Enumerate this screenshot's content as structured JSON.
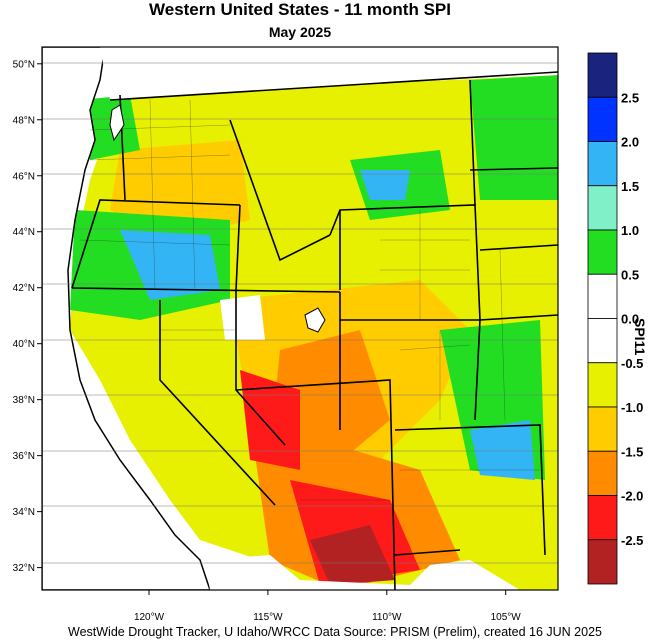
{
  "header": {
    "title": "Western United States - 11 month SPI",
    "subtitle": "May 2025"
  },
  "footer": {
    "credit": "WestWide Drought Tracker, U Idaho/WRCC Data Source: PRISM (Prelim), created 16 JUN 2025"
  },
  "map": {
    "lat_labels": [
      "50°N",
      "48°N",
      "46°N",
      "44°N",
      "42°N",
      "40°N",
      "38°N",
      "36°N",
      "34°N",
      "32°N"
    ],
    "lat_values": [
      50,
      48,
      46,
      44,
      42,
      40,
      38,
      36,
      34,
      32
    ],
    "lon_labels": [
      "120°W",
      "115°W",
      "110°W",
      "105°W"
    ],
    "lon_values": [
      -120,
      -115,
      -110,
      -105
    ],
    "extent": {
      "lon_min": -124.5,
      "lon_max": -102.8,
      "lat_min": 31.2,
      "lat_max": 50.6
    }
  },
  "legend": {
    "title": "SPI11",
    "labels": [
      "2.5",
      "2.0",
      "1.5",
      "1.0",
      "0.5",
      "0.0",
      "-0.5",
      "-1.0",
      "-1.5",
      "-2.0",
      "-2.5"
    ],
    "colors": [
      "#1a237e",
      "#0033ff",
      "#33b5f5",
      "#80f0c8",
      "#22dd22",
      "#ffffff",
      "#ffffff",
      "#e6f000",
      "#ffcc00",
      "#ff8c00",
      "#ff1a1a",
      "#b22222"
    ]
  }
}
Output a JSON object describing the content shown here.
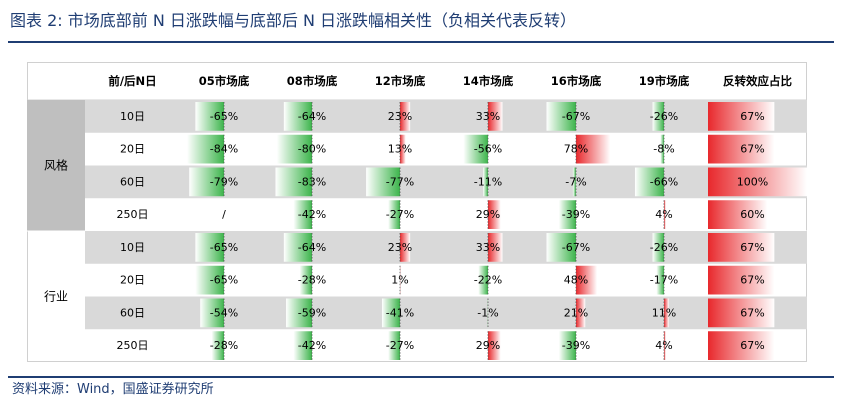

· · ·

**Written problem**
Return all of the entries exactly as written, but drop any pictures they hold.

**Correct response**
Enumerate this screenshot's content as structured JSON.
{
  "header": {
    "title": "Western United States - 11 month SPI",
    "subtitle": "May 2025"
  },
  "footer": {
    "credit": "WestWide Drought Tracker, U Idaho/WRCC Data Source: PRISM (Prelim), created 16 JUN 2025"
  },
  "map": {
    "lat_labels": [
      "50°N",
      "48°N",
      "46°N",
      "44°N",
      "42°N",
      "40°N",
      "38°N",
      "36°N",
      "34°N",
      "32°N"
    ],
    "lat_values": [
      50,
      48,
      46,
      44,
      42,
      40,
      38,
      36,
      34,
      32
    ],
    "lon_labels": [
      "120°W",
      "115°W",
      "110°W",
      "105°W"
    ],
    "lon_values": [
      -120,
      -115,
      -110,
      -105
    ],
    "extent": {
      "lon_min": -124.5,
      "lon_max": -102.8,
      "lat_min": 31.2,
      "lat_max": 50.6
    }
  },
  "legend": {
    "title": "SPI11",
    "labels": [
      "2.5",
      "2.0",
      "1.5",
      "1.0",
      "0.5",
      "0.0",
      "-0.5",
      "-1.0",
      "-1.5",
      "-2.0",
      "-2.5"
    ],
    "colors": [
      "#1a237e",
      "#0033ff",
      "#33b5f5",
      "#80f0c8",
      "#22dd22",
      "#ffffff",
      "#ffffff",
      "#e6f000",
      "#ffcc00",
      "#ff8c00",
      "#ff1a1a",
      "#b22222"
    ]
  }
}
Output a JSON object describing the content shown here.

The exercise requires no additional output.